__EXERCISE DETAILS__. Single out the lines of the material that contain "قليلا" and copy them.

__THE INPUT__.
[start]
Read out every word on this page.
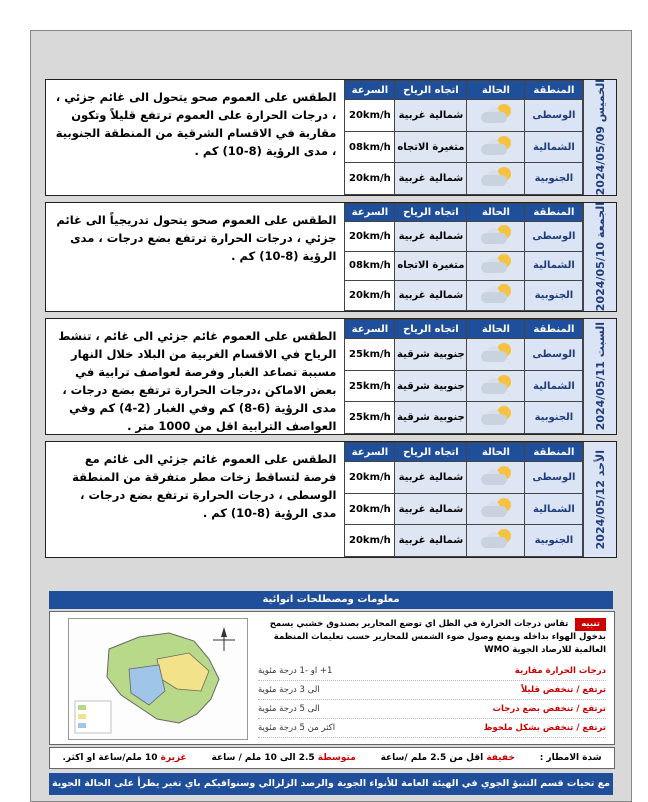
الطقس على العموم صحو يتحول الى غائم جزئي ، ، درجات الحرارة على العموم ترتفع قليلاً وتكون مقاربة في الاقسام الشرقية من المنطقة الجنوبية ، مدى الرؤية (8-10) كم .
السرعة	اتجاه الرياح	الحالة	المنطقة
20km/h	شمالية غربية		الوسطى
08km/h	متغيرة الاتجاه		الشمالية
20km/h	شمالية غربية		الجنوبية الخميس 2024/05/09
الطقس على العموم صحو يتحول تدريجياً الى غائم جزئي ، درجات الحرارة ترتفع بضع درجات ، مدى الرؤية (8-10) كم .
السرعة	اتجاه الرياح	الحالة	المنطقة
20km/h	شمالية غربية		الوسطى
08km/h	متغيرة الاتجاه		الشمالية
20km/h	شمالية غربية		الجنوبية الجمعة 2024/05/10
الطقس على العموم غائم جزئي الى غائم ، تنشط الرياح في الاقسام الغربية من البلاد خلال النهار مسببة تصاعد الغبار وفرصة لعواصف ترابية في بعض الاماكن ،درجات الحرارة ترتفع بضع درجات ، مدى الرؤية (6-8) كم وفي الغبار (2-4) كم وفي العواصف الترابية اقل من 1000 متر .
السرعة	اتجاه الرياح	الحالة	المنطقة
25km/h	جنوبية شرقية		الوسطى
25km/h	جنوبية شرقية		الشمالية
25km/h	جنوبية شرقية		الجنوبية السبت 2024/05/11
الطقس على العموم غائم جزئي الى غائم مع فرصة لتساقط زخات مطر متفرقة من المنطقة الوسطى ، درجات الحرارة ترتفع بضع درجات ، مدى الرؤية (8-10) كم .
السرعة	اتجاه الرياح	الحالة	المنطقة
20km/h	شمالية غربية		الوسطى
20km/h	شمالية غربية		الشمالية
20km/h	شمالية غربية		الجنوبية الأحد 2024/05/12
معلومات ومصطلحات انوائية
تنبيه تقاس درجات الحرارة في الظل اي توضع المحارير بصندوق خشبي يسمح بدخول الهواء بداخله ويمنع وصول ضوء الشمس للمحارير حسب تعليمات المنظمة العالمية للارصاد الجوية WMO
درجات الحرارة مقاربة
1+ او -1 درجة مئوية
ترتفع / تنخفض قليلاً
الى 3 درجة مئوية
ترتفع / تنخفض بضع درجات
الى 5 درجة مئوية
ترتفع / تنخفض بشكل ملحوظ
اكثر من 5 درجة مئوية
شدة الامطار :
خفيفة اقل من 2.5 ملم /ساعة
متوسطة 2.5 الى 10 ملم / ساعة
غزيرة 10 ملم/ساعة او اكثر.
مع تحيات قسم التنبؤ الجوي في الهيئة العامة للأنواء الجوية والرصد الزلزالي وسنوافيكم باي تغير يطرأ على الحالة الجوية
[end]
__RESPONSE TO THE TASK__.
الطقس على العموم صحو يتحول الى غائم جزئي ، ، درجات الحرارة على العموم ترتفع قليلاً وتكون مقاربة في الاقسام الشرقية من المنطقة الجنوبية ، مدى الرؤية (8-10) كم .
ترتفع / تنخفض قليلاً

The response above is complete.